**Goal**
Show each line of the data below that has the string "Biết" in it.

**Supplied data**
***
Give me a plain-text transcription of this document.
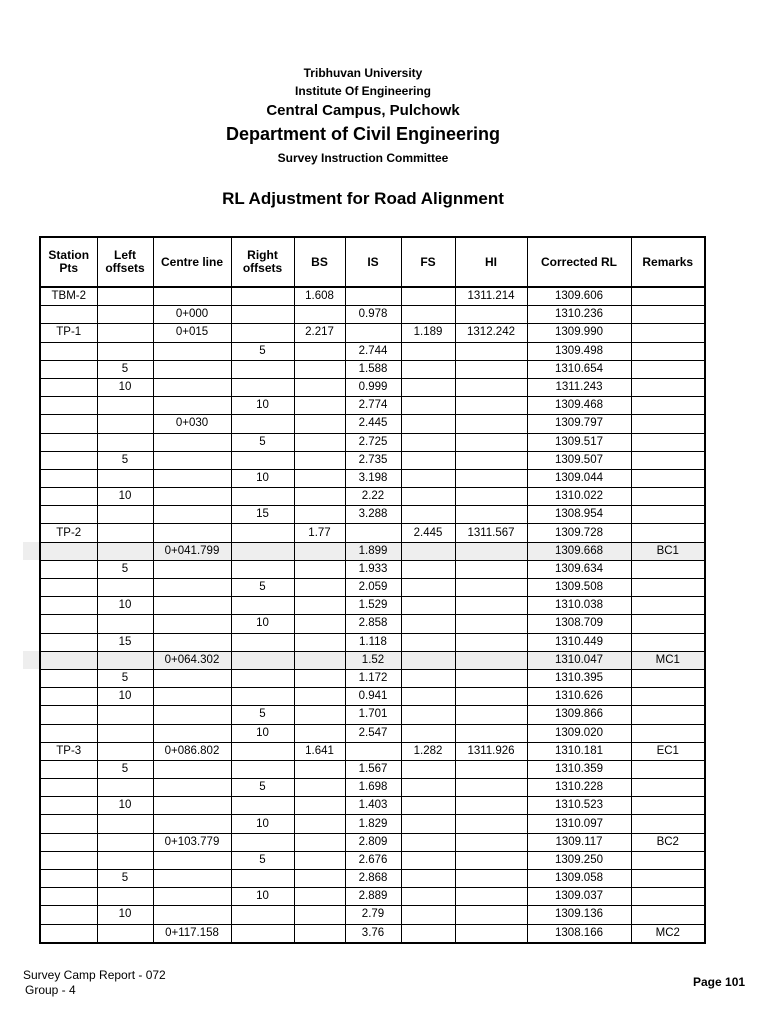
Tribhuvan University
Institute Of Engineering
Central Campus, Pulchowk
Department of Civil Engineering
Survey Instruction Committee
RL Adjustment for Road Alignment
Station Pts	Left offsets	Centre line	Right offsets	BS	IS	FS	HI	Corrected RL	Remarks
TBM-2				1.608			1311.214	1309.606	
		0+000			0.978			1310.236	
TP-1		0+015		2.217		1.189	1312.242	1309.990	
			5		2.744			1309.498	
	5				1.588			1310.654	
	10				0.999			1311.243	
			10		2.774			1309.468	
		0+030			2.445			1309.797	
			5		2.725			1309.517	
	5				2.735			1309.507	
			10		3.198			1309.044	
	10				2.22			1310.022	
			15		3.288			1308.954	
TP-2				1.77		2.445	1311.567	1309.728	
		0+041.799			1.899			1309.668	BC1
	5				1.933			1309.634	
			5		2.059			1309.508	
	10				1.529			1310.038	
			10		2.858			1308.709	
	15				1.118			1310.449	
		0+064.302			1.52			1310.047	MC1
	5				1.172			1310.395	
	10				0.941			1310.626	
			5		1.701			1309.866	
			10		2.547			1309.020	
TP-3		0+086.802		1.641		1.282	1311.926	1310.181	EC1
	5				1.567			1310.359	
			5		1.698			1310.228	
	10				1.403			1310.523	
			10		1.829			1310.097	
		0+103.779			2.809			1309.117	BC2
			5		2.676			1309.250	
	5				2.868			1309.058	
			10		2.889			1309.037	
	10				2.79			1309.136	
		0+117.158			3.76			1308.166	MC2
Survey Camp Report - 072
Group - 4
Page 101
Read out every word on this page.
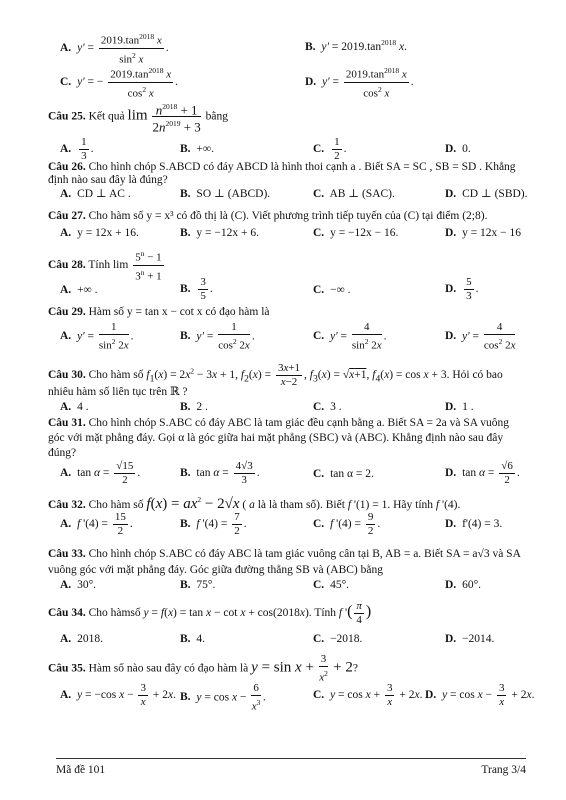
A. $y' = \frac{2019.\tan^{2018} x}{\sin^2 x}$ .	B. $y' = 2019.\tan^{2018}$ x.
C. y' = − $\frac{2019.\tan^{2018} x}{\cos^2 x}$ .	D. $y' = \frac{2019.\tan^{2018} x}{\cos^2 x}$ .
Câu 25. Kết quả $\lim \frac{n^{2018} + 1}{2n^{2019} + 3}$ bằng
A. $\frac{1}{3}$ .	B. +∞.	C. $\frac{1}{2}$ .	D. 0.
Câu 26. Cho hình chóp S.ABCD có đáy ABCD là hình thoi cạnh a . Biết SA = SC , SB = SD . Khẳng
định nào sau đây là đúng?
A. CD ⊥ AC .	B. SO ⊥ (ABCD).	C. AB ⊥ (SAC).	D. CD ⊥ (SBD).
Câu 27. Cho hàm số y = x³ có đồ thị là (C). Viết phương trình tiếp tuyến của (C) tại điểm (2;8).
A. y = 12x + 16.	B. y = −12x + 6.	C. y = −12x − 16.	D. y = 12x − 16
Câu 28. Tính $\lim \frac{5^n - 1}{3^n + 1}$
A. +∞ .	B. $\frac{3}{5}$ .	C. −∞ .	D. $\frac{5}{3}$ .
Câu 29. Hàm số y = tan x − cot x có đạo hàm là
A. $y' = \frac{1}{\sin^2 2x}$ .	B. $y' = \frac{1}{\cos^2 2x}$ .	C. $y' = \frac{4}{\sin^2 2x}$ .	D. $y' = \frac{4}{\cos^2 2x}$
Câu 30. Cho hàm số $f_1(x) = 2x^2 - 3x + 1$, $f_2(x) = \frac{3x+1}{x-2}$ , $f_3(x) = √x+1$, $f_4(x) = \cos x + 3$. Hỏi có bao
nhiêu hàm số liên tục trên ℝ ?
A. 4 .	B. 2 .	C. 3 .	D. 1 .
Câu 31. Cho hình chóp S.ABC có đáy ABC là tam giác đều cạnh bằng a. Biết SA = 2a và SA vuông
góc với mặt phẳng đáy. Gọi α là góc giữa hai mặt phẳng (SBC) và (ABC). Khẳng định nào sau đây
đúng?
A. $\tan \alpha = \frac{√15}{2}$ .	B. $\tan \alpha = \frac{4√3}{3}$ .	C. tan α = 2.	D. $\tan \alpha = \frac{√6}{2}$ .
Câu 32. Cho hàm số $f(x) = ax^2 - 2√x$ ( a là là tham số). Biết f '(1) = 1. Hãy tính f '(4).
A. f '$(4) = \frac{15}{2}$ .	B. f '$(4) = \frac{7}{2}$ .	C. f '$(4) = \frac{9}{2}$ .	D. f'(4) = 3.
Câu 33. Cho hình chóp S.ABC có đáy ABC là tam giác vuông cân tại B, AB = a. Biết SA = a√3 và SA
vuông góc với mặt phẳng đáy. Góc giữa đường thẳng SB và (ABC) bằng
A. 30°.	B. 75°.	C. 45°.	D. 60°.
Câu 34. Cho hàmsố y = f(x) = tan x − cot x + cos(2018x). Tính f '( $\frac{\pi}{4}$ )
A. 2018.	B. 4.	C. −2018.	D. −2014.
Câu 35. Hàm số nào sau đây có đạo hàm là $y = \sin x + \frac{3}{x^2} + 2$?
A. y = −cos $x - \frac{3}{x} + 2x$. B. $y = \cos x - \frac{6}{x^3}$ .	C. $y = \cos x + \frac{3}{x} + 2x$. D. $y = \cos x - \frac{3}{x} + 2x$.
Mã đề 101	Trang 3/4
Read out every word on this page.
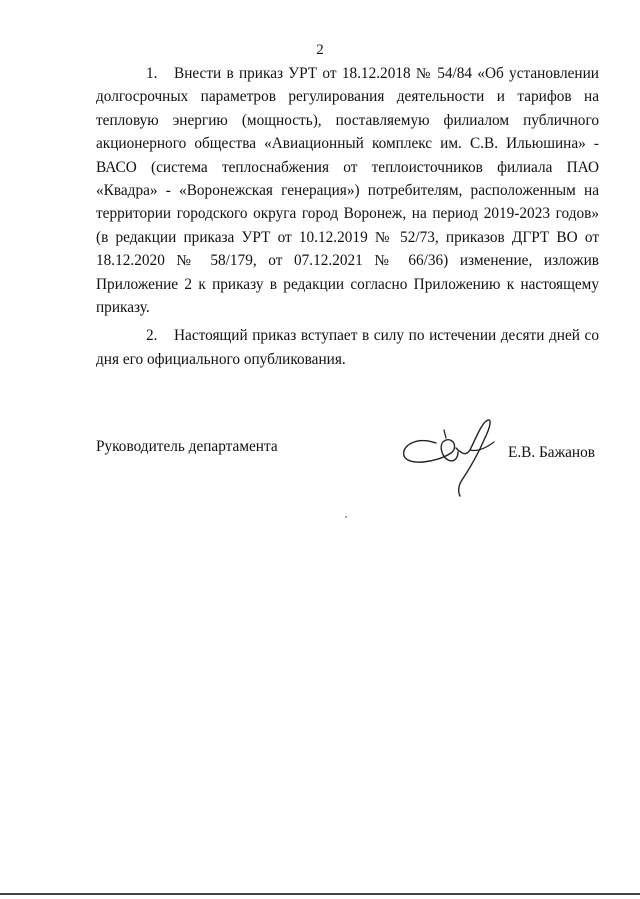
2

1. Внести в приказ УРТ от 18.12.2018 № 54/84 «Об установлении долгосрочных параметров регулирования деятельности и тарифов на тепловую энергию (мощность), поставляемую филиалом публичного акционерного общества «Авиационный комплекс им. С.В. Ильюшина» - ВАСО (система теплоснабжения от теплоисточников филиала ПАО «Квадра» - «Воронежская генерация») потребителям, расположенным на территории городского округа город Воронеж, на период 2019-2023 годов» (в редакции приказа УРТ от 10.12.2019 № 52/73, приказов ДГРТ ВО от 18.12.2020 № 58/179, от 07.12.2021 № 66/36) изменение, изложив Приложение 2 к приказу в редакции согласно Приложению к настоящему приказу.

2. Настоящий приказ вступает в силу по истечении десяти дней со дня его официального опубликования.

Руководитель департамента	Е.В. Бажанов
***
**Written answer**
Câu 26. Cho hình chóp S.ABCD có đáy ABCD là hình thoi cạnh a . Biết SA = SC , SB = SD . Khẳng
Câu 31. Cho hình chóp S.ABC có đáy ABC là tam giác đều cạnh bằng a. Biết SA = 2a và SA vuông
Câu 32. Cho hàm số $f(x) = ax^2 - 2√x$ ( a là là tham số). Biết f '(1) = 1. Hãy tính f '(4).
Câu 33. Cho hình chóp S.ABC có đáy ABC là tam giác vuông cân tại B, AB = a. Biết SA = a√3 và SA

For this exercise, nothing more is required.